Exercise details =>
Copy each line of the data below with the word "TradingView".

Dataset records

━━━━━━━━━━

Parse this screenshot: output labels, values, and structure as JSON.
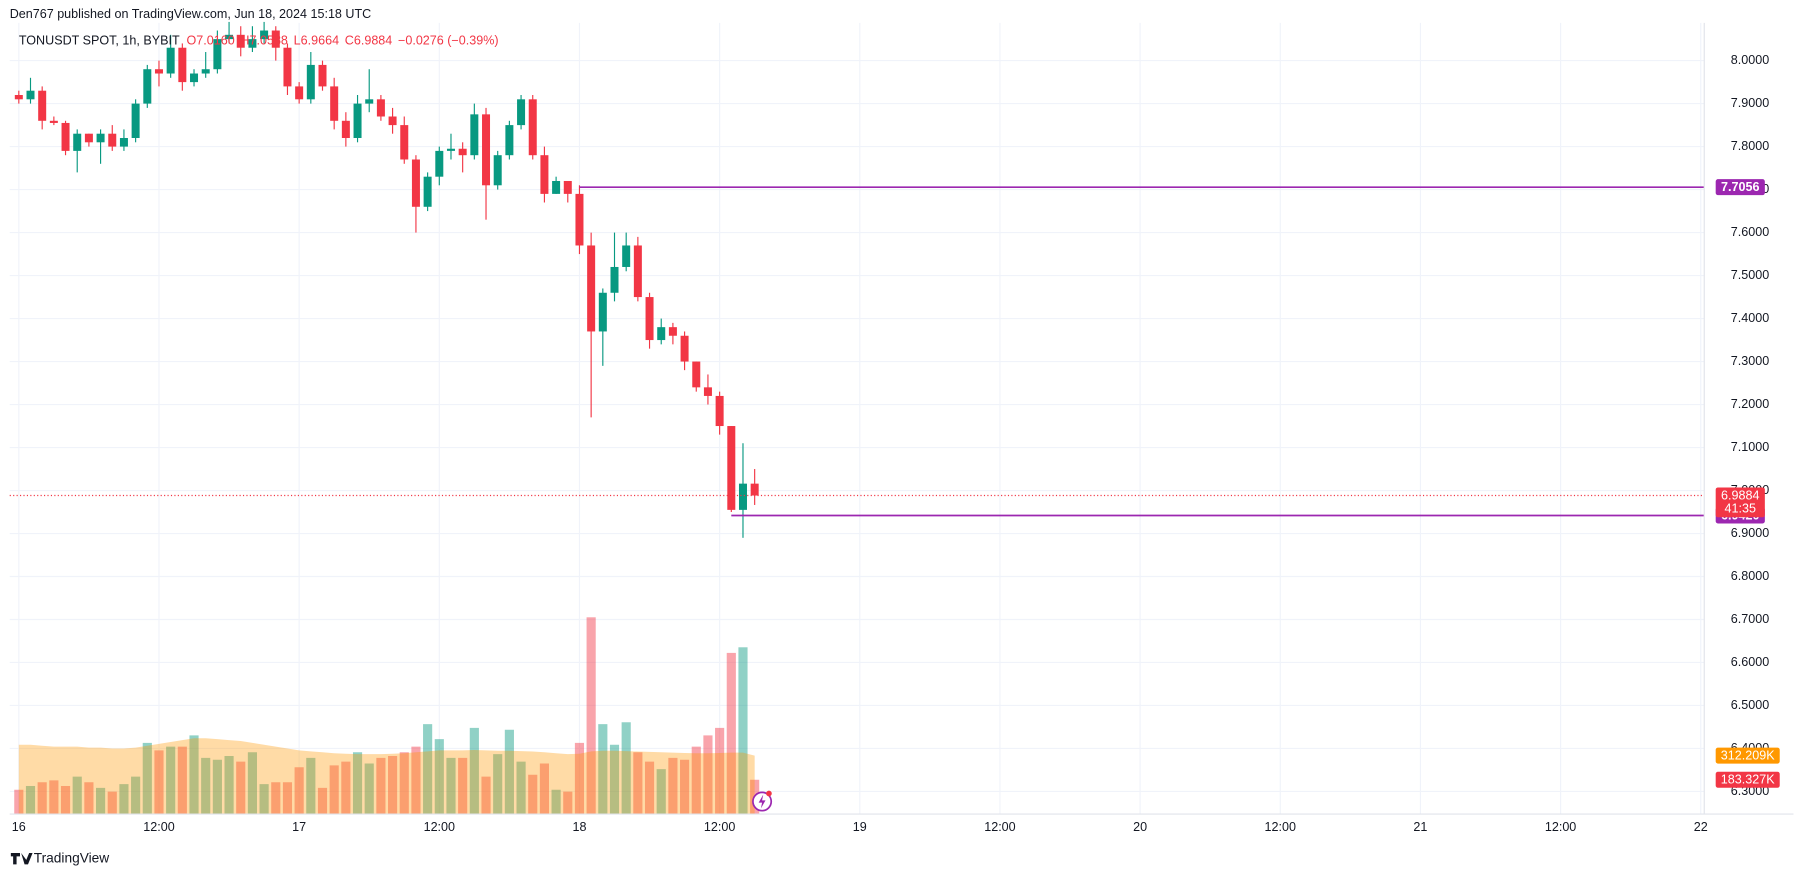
{
  "header": {
    "published": "Den767 published on TradingView.com, Jun 18, 2024 15:18 UTC"
  },
  "footer": {
    "brand": "TradingView"
  },
  "chart_data": {
    "type": "candlestick",
    "symbol": "TONUSDT SPOT, 1h, BYBIT",
    "ohlc_labels": [
      "O7.0160",
      "H7.0588",
      "L6.9664",
      "C6.9884"
    ],
    "change_label": "−0.0276 (−0.39%)",
    "up_color": "#089981",
    "down_color": "#f23645",
    "grid": true,
    "xlim": [
      -0.78,
      144.3
    ],
    "xticks": [
      {
        "value": 0,
        "label": "16"
      },
      {
        "value": 12,
        "label": "12:00"
      },
      {
        "value": 24,
        "label": "17"
      },
      {
        "value": 36,
        "label": "12:00"
      },
      {
        "value": 48,
        "label": "18"
      },
      {
        "value": 60,
        "label": "12:00"
      },
      {
        "value": 72,
        "label": "19"
      },
      {
        "value": 84,
        "label": "12:00"
      },
      {
        "value": 96,
        "label": "20"
      },
      {
        "value": 108,
        "label": "12:00"
      },
      {
        "value": 120,
        "label": "21"
      },
      {
        "value": 132,
        "label": "12:00"
      },
      {
        "value": 144,
        "label": "22"
      }
    ],
    "ylim": [
      6.2473,
      8.0878
    ],
    "yticks": [
      {
        "value": 6.3,
        "label": "6.3000"
      },
      {
        "value": 6.4,
        "label": "6.4000"
      },
      {
        "value": 6.5,
        "label": "6.5000"
      },
      {
        "value": 6.6,
        "label": "6.6000"
      },
      {
        "value": 6.7,
        "label": "6.7000"
      },
      {
        "value": 6.8,
        "label": "6.8000"
      },
      {
        "value": 6.9,
        "label": "6.9000"
      },
      {
        "value": 7.0,
        "label": "7.0000"
      },
      {
        "value": 7.1,
        "label": "7.1000"
      },
      {
        "value": 7.2,
        "label": "7.2000"
      },
      {
        "value": 7.3,
        "label": "7.3000"
      },
      {
        "value": 7.4,
        "label": "7.4000"
      },
      {
        "value": 7.5,
        "label": "7.5000"
      },
      {
        "value": 7.6,
        "label": "7.6000"
      },
      {
        "value": 7.7,
        "label": "7.7000"
      },
      {
        "value": 7.8,
        "label": "7.8000"
      },
      {
        "value": 7.9,
        "label": "7.9000"
      },
      {
        "value": 8.0,
        "label": "8.0000"
      }
    ],
    "open": [
      7.92,
      7.91,
      7.93,
      7.86,
      7.855,
      7.79,
      7.83,
      7.81,
      7.83,
      7.8,
      7.82,
      7.9,
      7.98,
      7.97,
      8.03,
      7.95,
      7.97,
      7.98,
      8.05,
      8.06,
      8.03,
      8.05,
      8.07,
      8.03,
      7.94,
      7.91,
      7.99,
      7.94,
      7.86,
      7.82,
      7.9,
      7.91,
      7.87,
      7.85,
      7.77,
      7.66,
      7.73,
      7.79,
      7.795,
      7.78,
      7.875,
      7.71,
      7.78,
      7.85,
      7.91,
      7.78,
      7.69,
      7.72,
      7.69,
      7.57,
      7.37,
      7.46,
      7.52,
      7.57,
      7.45,
      7.35,
      7.38,
      7.36,
      7.3,
      7.24,
      7.22,
      7.15,
      6.955,
      7.016
    ],
    "high": [
      7.93,
      7.96,
      7.94,
      7.87,
      7.86,
      7.84,
      7.83,
      7.84,
      7.85,
      7.84,
      7.91,
      7.99,
      8.0,
      8.06,
      8.04,
      7.98,
      8.02,
      8.07,
      8.09,
      8.08,
      8.08,
      8.09,
      8.08,
      8.04,
      7.95,
      8.02,
      8.0,
      7.96,
      7.88,
      7.92,
      7.98,
      7.92,
      7.89,
      7.87,
      7.78,
      7.74,
      7.8,
      7.83,
      7.81,
      7.9,
      7.89,
      7.79,
      7.86,
      7.92,
      7.92,
      7.8,
      7.73,
      7.72,
      7.71,
      7.6,
      7.47,
      7.6,
      7.6,
      7.59,
      7.46,
      7.4,
      7.39,
      7.37,
      7.3,
      7.27,
      7.23,
      7.15,
      7.11,
      7.05
    ],
    "low": [
      7.9,
      7.9,
      7.84,
      7.85,
      7.78,
      7.74,
      7.8,
      7.76,
      7.79,
      7.79,
      7.81,
      7.89,
      7.94,
      7.96,
      7.93,
      7.94,
      7.96,
      7.97,
      8.04,
      8.01,
      8.02,
      8.04,
      8.0,
      7.92,
      7.9,
      7.9,
      7.93,
      7.84,
      7.8,
      7.81,
      7.88,
      7.86,
      7.83,
      7.76,
      7.6,
      7.65,
      7.71,
      7.77,
      7.74,
      7.77,
      7.63,
      7.7,
      7.77,
      7.84,
      7.77,
      7.67,
      7.69,
      7.67,
      7.55,
      7.17,
      7.29,
      7.44,
      7.51,
      7.44,
      7.33,
      7.34,
      7.34,
      7.28,
      7.23,
      7.2,
      7.13,
      6.95,
      6.89,
      6.9664
    ],
    "close": [
      7.91,
      7.93,
      7.86,
      7.855,
      7.79,
      7.83,
      7.81,
      7.83,
      7.8,
      7.82,
      7.9,
      7.98,
      7.97,
      8.03,
      7.95,
      7.97,
      7.98,
      8.05,
      8.06,
      8.03,
      8.05,
      8.07,
      8.03,
      7.94,
      7.91,
      7.99,
      7.94,
      7.86,
      7.82,
      7.9,
      7.91,
      7.87,
      7.85,
      7.77,
      7.66,
      7.73,
      7.79,
      7.795,
      7.78,
      7.875,
      7.71,
      7.78,
      7.85,
      7.91,
      7.78,
      7.69,
      7.72,
      7.69,
      7.57,
      7.37,
      7.46,
      7.52,
      7.57,
      7.45,
      7.35,
      7.38,
      7.36,
      7.3,
      7.24,
      7.22,
      7.15,
      6.955,
      7.016,
      6.9884
    ],
    "volume": [
      130000,
      150000,
      170000,
      180000,
      150000,
      200000,
      170000,
      140000,
      120000,
      160000,
      200000,
      380000,
      340000,
      360000,
      360000,
      420000,
      300000,
      290000,
      310000,
      280000,
      330000,
      160000,
      170000,
      170000,
      250000,
      300000,
      140000,
      260000,
      280000,
      330000,
      270000,
      300000,
      310000,
      330000,
      360000,
      480000,
      400000,
      300000,
      300000,
      460000,
      200000,
      320000,
      450000,
      280000,
      210000,
      270000,
      130000,
      120000,
      380000,
      1050000,
      480000,
      370000,
      490000,
      330000,
      280000,
      240000,
      300000,
      290000,
      360000,
      420000,
      460000,
      860000,
      890000,
      183327
    ],
    "volume_last_label": "183.327K",
    "volume_ma": [
      370000,
      370000,
      365000,
      360000,
      360000,
      360000,
      355000,
      355000,
      350000,
      350000,
      355000,
      365000,
      375000,
      385000,
      395000,
      405000,
      405000,
      400000,
      395000,
      390000,
      380000,
      370000,
      360000,
      350000,
      340000,
      335000,
      330000,
      325000,
      322000,
      320000,
      320000,
      320000,
      322000,
      325000,
      330000,
      335000,
      340000,
      340000,
      340000,
      342000,
      340000,
      338000,
      338000,
      336000,
      334000,
      330000,
      325000,
      320000,
      322000,
      335000,
      338000,
      338000,
      336000,
      334000,
      332000,
      330000,
      328000,
      326000,
      325000,
      325000,
      326000,
      328000,
      328000,
      312209
    ],
    "volume_ma_label": "312.209K",
    "volume_ma_color": "#ff9800",
    "levels": [
      {
        "value": 7.7056,
        "label": "7.7056",
        "start": 48,
        "color": "#9c27b0"
      },
      {
        "value": 6.942,
        "label": "6.9420",
        "start": 61,
        "color": "#9c27b0"
      }
    ],
    "last_price": {
      "value": 6.9884,
      "label": "6.9884",
      "countdown": "41:35"
    }
  }
}
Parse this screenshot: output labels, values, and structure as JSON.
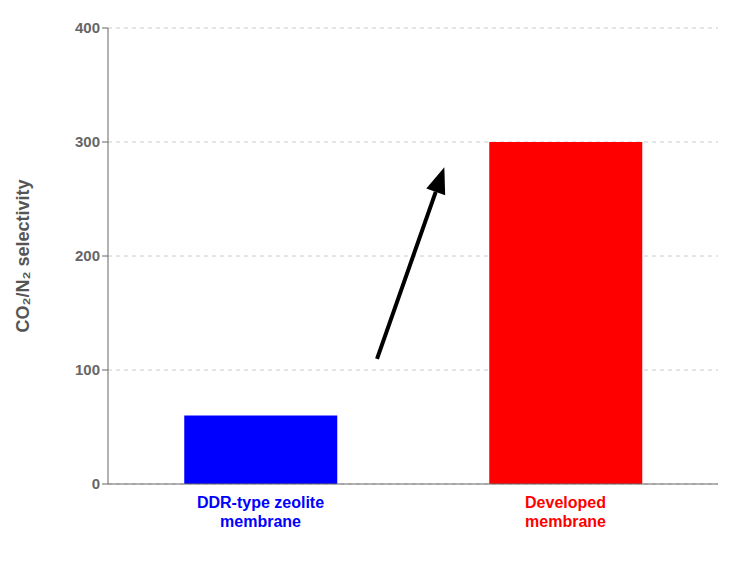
{
  "chart_data": {
    "type": "bar",
    "categories": [
      "DDR-type zeolite\nmembrane",
      "Developed\nmembrane"
    ],
    "values": [
      60,
      300
    ],
    "colors": [
      "#0000ff",
      "#ff0000"
    ],
    "ylabel": "CO₂/N₂ selectivity",
    "ylim": [
      0,
      400
    ],
    "yticks": [
      0,
      100,
      200,
      300,
      400
    ],
    "grid": true
  }
}
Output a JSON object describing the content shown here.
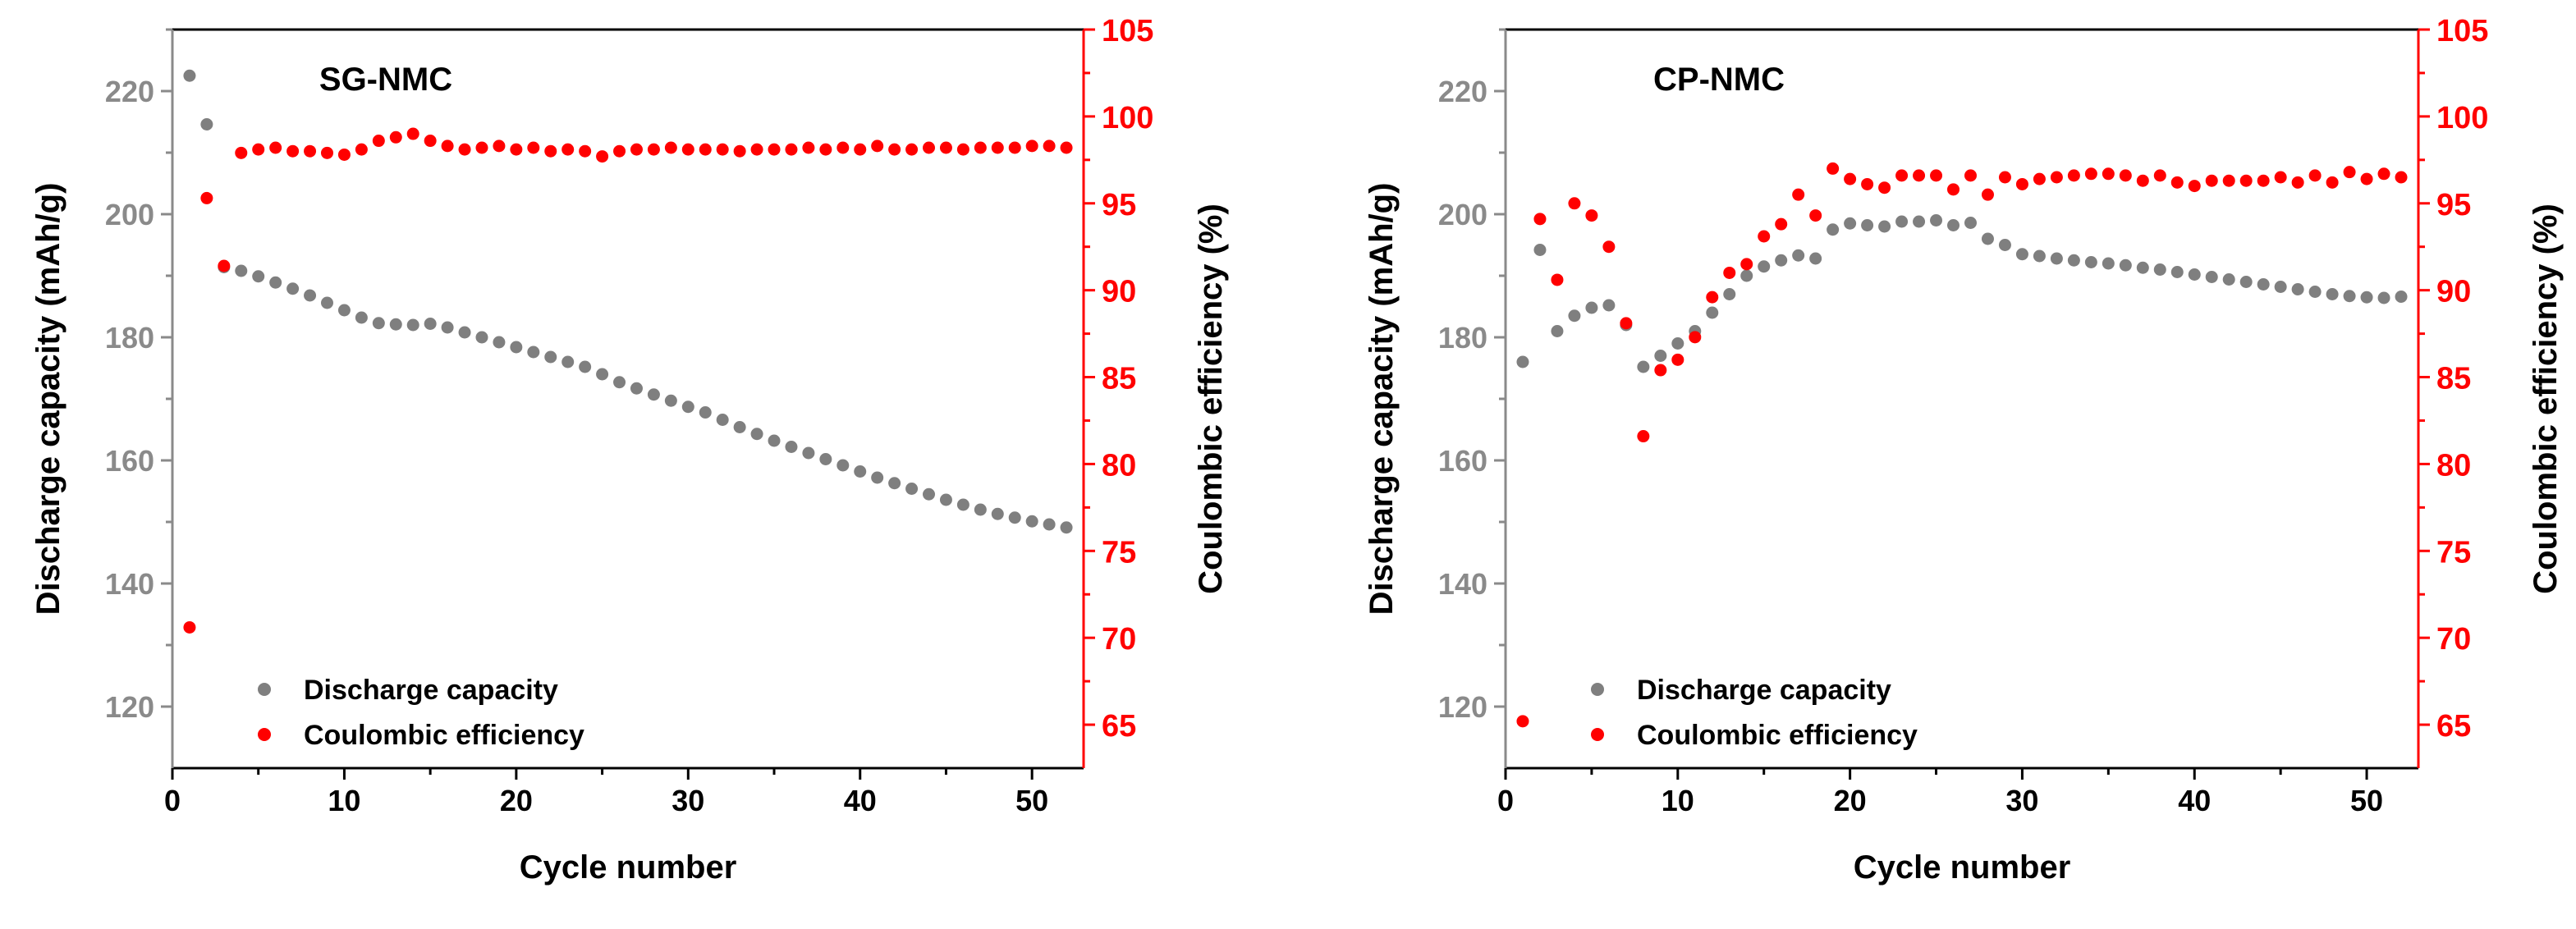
{
  "chart_data": [
    {
      "type": "scatter",
      "title": "SG-NMC",
      "xlabel": "Cycle number",
      "ylabel": "Discharge capacity (mAh/g)",
      "y2label": "Coulombic efficiency (%)",
      "xlim": [
        0,
        53
      ],
      "ylim": [
        110,
        230
      ],
      "y2lim": [
        62.5,
        105
      ],
      "xticks": [
        0,
        10,
        20,
        30,
        40,
        50
      ],
      "yticks": [
        120,
        140,
        160,
        180,
        200,
        220
      ],
      "y2ticks": [
        65,
        70,
        75,
        80,
        85,
        90,
        95,
        100,
        105
      ],
      "legend_position": "bottom-left",
      "series": [
        {
          "name": "Discharge capacity",
          "axis": "left",
          "color": "#7f7f7f",
          "x": [
            1,
            2,
            3,
            4,
            5,
            6,
            7,
            8,
            9,
            10,
            11,
            12,
            13,
            14,
            15,
            16,
            17,
            18,
            19,
            20,
            21,
            22,
            23,
            24,
            25,
            26,
            27,
            28,
            29,
            30,
            31,
            32,
            33,
            34,
            35,
            36,
            37,
            38,
            39,
            40,
            41,
            42,
            43,
            44,
            45,
            46,
            47,
            48,
            49,
            50,
            51,
            52
          ],
          "values": [
            222.5,
            214.6,
            191.4,
            190.8,
            189.9,
            188.9,
            187.9,
            186.8,
            185.6,
            184.4,
            183.2,
            182.3,
            182.1,
            182.0,
            182.2,
            181.6,
            180.8,
            180.0,
            179.2,
            178.4,
            177.6,
            176.8,
            176.0,
            175.2,
            174.0,
            172.7,
            171.7,
            170.7,
            169.7,
            168.7,
            167.8,
            166.6,
            165.4,
            164.3,
            163.2,
            162.2,
            161.2,
            160.2,
            159.2,
            158.2,
            157.2,
            156.3,
            155.4,
            154.5,
            153.6,
            152.8,
            152.0,
            151.3,
            150.7,
            150.1,
            149.6,
            149.1
          ]
        },
        {
          "name": "Coulombic efficiency",
          "axis": "right",
          "color": "#ff0000",
          "x": [
            1,
            2,
            3,
            4,
            5,
            6,
            7,
            8,
            9,
            10,
            11,
            12,
            13,
            14,
            15,
            16,
            17,
            18,
            19,
            20,
            21,
            22,
            23,
            24,
            25,
            26,
            27,
            28,
            29,
            30,
            31,
            32,
            33,
            34,
            35,
            36,
            37,
            38,
            39,
            40,
            41,
            42,
            43,
            44,
            45,
            46,
            47,
            48,
            49,
            50,
            51,
            52
          ],
          "values": [
            70.6,
            95.3,
            91.4,
            97.9,
            98.1,
            98.2,
            98.0,
            98.0,
            97.9,
            97.8,
            98.1,
            98.6,
            98.8,
            99.0,
            98.6,
            98.3,
            98.1,
            98.2,
            98.3,
            98.1,
            98.2,
            98.0,
            98.1,
            98.0,
            97.7,
            98.0,
            98.1,
            98.1,
            98.2,
            98.1,
            98.1,
            98.1,
            98.0,
            98.1,
            98.1,
            98.1,
            98.2,
            98.1,
            98.2,
            98.1,
            98.3,
            98.1,
            98.1,
            98.2,
            98.2,
            98.1,
            98.2,
            98.2,
            98.2,
            98.3,
            98.3,
            98.2
          ]
        }
      ]
    },
    {
      "type": "scatter",
      "title": "CP-NMC",
      "xlabel": "Cycle number",
      "ylabel": "Discharge capacity (mAh/g)",
      "y2label": "Coulombic efficiency (%)",
      "xlim": [
        0,
        53
      ],
      "ylim": [
        110,
        230
      ],
      "y2lim": [
        62.5,
        105
      ],
      "xticks": [
        0,
        10,
        20,
        30,
        40,
        50
      ],
      "yticks": [
        120,
        140,
        160,
        180,
        200,
        220
      ],
      "y2ticks": [
        65,
        70,
        75,
        80,
        85,
        90,
        95,
        100,
        105
      ],
      "legend_position": "bottom-left",
      "series": [
        {
          "name": "Discharge capacity",
          "axis": "left",
          "color": "#7f7f7f",
          "x": [
            1,
            2,
            3,
            4,
            5,
            6,
            7,
            8,
            9,
            10,
            11,
            12,
            13,
            14,
            15,
            16,
            17,
            18,
            19,
            20,
            21,
            22,
            23,
            24,
            25,
            26,
            27,
            28,
            29,
            30,
            31,
            32,
            33,
            34,
            35,
            36,
            37,
            38,
            39,
            40,
            41,
            42,
            43,
            44,
            45,
            46,
            47,
            48,
            49,
            50,
            51,
            52
          ],
          "values": [
            176.0,
            194.2,
            181.0,
            183.5,
            184.8,
            185.2,
            182.0,
            175.2,
            177.0,
            179.0,
            181.0,
            184.0,
            187.0,
            190.0,
            191.5,
            192.5,
            193.3,
            192.8,
            197.5,
            198.5,
            198.2,
            198.0,
            198.8,
            198.8,
            199.0,
            198.2,
            198.6,
            196.0,
            195.0,
            193.5,
            193.2,
            192.8,
            192.5,
            192.2,
            192.0,
            191.7,
            191.3,
            191.0,
            190.6,
            190.2,
            189.8,
            189.4,
            189.0,
            188.6,
            188.2,
            187.8,
            187.4,
            187.0,
            186.7,
            186.5,
            186.4,
            186.6
          ]
        },
        {
          "name": "Coulombic efficiency",
          "axis": "right",
          "color": "#ff0000",
          "x": [
            1,
            2,
            3,
            4,
            5,
            6,
            7,
            8,
            9,
            10,
            11,
            12,
            13,
            14,
            15,
            16,
            17,
            18,
            19,
            20,
            21,
            22,
            23,
            24,
            25,
            26,
            27,
            28,
            29,
            30,
            31,
            32,
            33,
            34,
            35,
            36,
            37,
            38,
            39,
            40,
            41,
            42,
            43,
            44,
            45,
            46,
            47,
            48,
            49,
            50,
            51,
            52
          ],
          "values": [
            65.2,
            94.1,
            90.6,
            95.0,
            94.3,
            92.5,
            88.1,
            81.6,
            85.4,
            86.0,
            87.3,
            89.6,
            91.0,
            91.5,
            93.1,
            93.8,
            95.5,
            94.3,
            97.0,
            96.4,
            96.1,
            95.9,
            96.6,
            96.6,
            96.6,
            95.8,
            96.6,
            95.5,
            96.5,
            96.1,
            96.4,
            96.5,
            96.6,
            96.7,
            96.7,
            96.6,
            96.3,
            96.6,
            96.2,
            96.0,
            96.3,
            96.3,
            96.3,
            96.3,
            96.5,
            96.2,
            96.6,
            96.2,
            96.8,
            96.4,
            96.7,
            96.5
          ]
        }
      ]
    }
  ]
}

━━━━━━━━━━

Task output =>
    "published": "Den767 published on TradingView.com, Jun 18, 2024 15:18 UTC"
    "brand": "TradingView"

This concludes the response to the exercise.